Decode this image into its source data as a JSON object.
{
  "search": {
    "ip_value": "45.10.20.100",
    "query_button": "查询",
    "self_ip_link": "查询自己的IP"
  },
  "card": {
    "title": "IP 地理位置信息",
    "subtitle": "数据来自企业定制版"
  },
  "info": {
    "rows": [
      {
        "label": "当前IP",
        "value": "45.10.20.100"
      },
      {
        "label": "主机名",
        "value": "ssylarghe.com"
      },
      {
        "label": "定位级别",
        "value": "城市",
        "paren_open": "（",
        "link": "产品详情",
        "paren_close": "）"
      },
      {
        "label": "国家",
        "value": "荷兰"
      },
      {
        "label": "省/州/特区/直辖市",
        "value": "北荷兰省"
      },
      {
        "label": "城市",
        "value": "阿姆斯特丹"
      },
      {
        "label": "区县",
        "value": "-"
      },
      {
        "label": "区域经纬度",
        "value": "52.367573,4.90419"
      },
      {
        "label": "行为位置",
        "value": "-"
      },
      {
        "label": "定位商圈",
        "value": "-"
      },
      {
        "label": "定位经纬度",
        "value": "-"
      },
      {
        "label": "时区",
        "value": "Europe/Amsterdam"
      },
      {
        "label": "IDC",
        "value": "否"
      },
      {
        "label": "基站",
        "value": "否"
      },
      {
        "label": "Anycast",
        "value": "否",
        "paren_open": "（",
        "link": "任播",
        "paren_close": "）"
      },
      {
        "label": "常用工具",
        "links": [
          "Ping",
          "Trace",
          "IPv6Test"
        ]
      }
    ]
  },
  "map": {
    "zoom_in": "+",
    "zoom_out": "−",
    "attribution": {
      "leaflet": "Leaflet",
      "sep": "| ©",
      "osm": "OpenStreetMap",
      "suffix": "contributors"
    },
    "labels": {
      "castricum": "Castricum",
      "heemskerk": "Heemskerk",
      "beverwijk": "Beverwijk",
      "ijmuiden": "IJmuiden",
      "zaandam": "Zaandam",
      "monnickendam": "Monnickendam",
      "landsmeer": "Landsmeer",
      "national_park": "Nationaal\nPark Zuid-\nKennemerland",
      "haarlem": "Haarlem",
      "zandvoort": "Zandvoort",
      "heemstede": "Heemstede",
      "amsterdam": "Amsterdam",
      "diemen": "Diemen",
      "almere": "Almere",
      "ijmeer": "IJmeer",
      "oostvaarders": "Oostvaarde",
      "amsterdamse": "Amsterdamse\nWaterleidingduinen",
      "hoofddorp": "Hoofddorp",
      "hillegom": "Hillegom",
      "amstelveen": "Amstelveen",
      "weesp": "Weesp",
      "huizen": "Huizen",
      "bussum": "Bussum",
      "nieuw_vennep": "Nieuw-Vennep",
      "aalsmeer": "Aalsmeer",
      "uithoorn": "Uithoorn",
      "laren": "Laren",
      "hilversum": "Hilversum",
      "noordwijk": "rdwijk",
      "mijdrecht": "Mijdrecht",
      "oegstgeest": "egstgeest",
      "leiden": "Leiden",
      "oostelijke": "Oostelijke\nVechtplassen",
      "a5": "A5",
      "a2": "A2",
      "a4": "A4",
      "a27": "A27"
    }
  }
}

§ **Exercise instructions**:
Copy each line of the data exactly, leaving nothing out.

§ **Exercise solution**:
Decode this image into its source data as a JSON object.
{
  "search": {
    "ip_value": "45.10.20.100",
    "query_button": "查询",
    "self_ip_link": "查询自己的IP"
  },
  "card": {
    "title": "IP 地理位置信息",
    "subtitle": "数据来自企业定制版"
  },
  "info": {
    "rows": [
      {
        "label": "当前IP",
        "value": "45.10.20.100"
      },
      {
        "label": "主机名",
        "value": "ssylarghe.com"
      },
      {
        "label": "定位级别",
        "value": "城市",
        "paren_open": "（",
        "link": "产品详情",
        "paren_close": "）"
      },
      {
        "label": "国家",
        "value": "荷兰"
      },
      {
        "label": "省/州/特区/直辖市",
        "value": "北荷兰省"
      },
      {
        "label": "城市",
        "value": "阿姆斯特丹"
      },
      {
        "label": "区县",
        "value": "-"
      },
      {
        "label": "区域经纬度",
        "value": "52.367573,4.90419"
      },
      {
        "label": "行为位置",
        "value": "-"
      },
      {
        "label": "定位商圈",
        "value": "-"
      },
      {
        "label": "定位经纬度",
        "value": "-"
      },
      {
        "label": "时区",
        "value": "Europe/Amsterdam"
      },
      {
        "label": "IDC",
        "value": "否"
      },
      {
        "label": "基站",
        "value": "否"
      },
      {
        "label": "Anycast",
        "value": "否",
        "paren_open": "（",
        "link": "任播",
        "paren_close": "）"
      },
      {
        "label": "常用工具",
        "links": [
          "Ping",
          "Trace",
          "IPv6Test"
        ]
      }
    ]
  },
  "map": {
    "zoom_in": "+",
    "zoom_out": "−",
    "attribution": {
      "leaflet": "Leaflet",
      "sep": "| ©",
      "osm": "OpenStreetMap",
      "suffix": "contributors"
    },
    "labels": {
      "castricum": "Castricum",
      "heemskerk": "Heemskerk",
      "beverwijk": "Beverwijk",
      "ijmuiden": "IJmuiden",
      "zaandam": "Zaandam",
      "monnickendam": "Monnickendam",
      "landsmeer": "Landsmeer",
      "national_park": "Nationaal\nPark Zuid-\nKennemerland",
      "haarlem": "Haarlem",
      "zandvoort": "Zandvoort",
      "heemstede": "Heemstede",
      "amsterdam": "Amsterdam",
      "diemen": "Diemen",
      "almere": "Almere",
      "ijmeer": "IJmeer",
      "oostvaarders": "Oostvaarde",
      "amsterdamse": "Amsterdamse\nWaterleidingduinen",
      "hoofddorp": "Hoofddorp",
      "hillegom": "Hillegom",
      "amstelveen": "Amstelveen",
      "weesp": "Weesp",
      "huizen": "Huizen",
      "bussum": "Bussum",
      "nieuw_vennep": "Nieuw-Vennep",
      "aalsmeer": "Aalsmeer",
      "uithoorn": "Uithoorn",
      "laren": "Laren",
      "hilversum": "Hilversum",
      "noordwijk": "rdwijk",
      "mijdrecht": "Mijdrecht",
      "oegstgeest": "egstgeest",
      "leiden": "Leiden",
      "oostelijke": "Oostelijke\nVechtplassen",
      "a5": "A5",
      "a2": "A2",
      "a4": "A4",
      "a27": "A27"
    }
  }
}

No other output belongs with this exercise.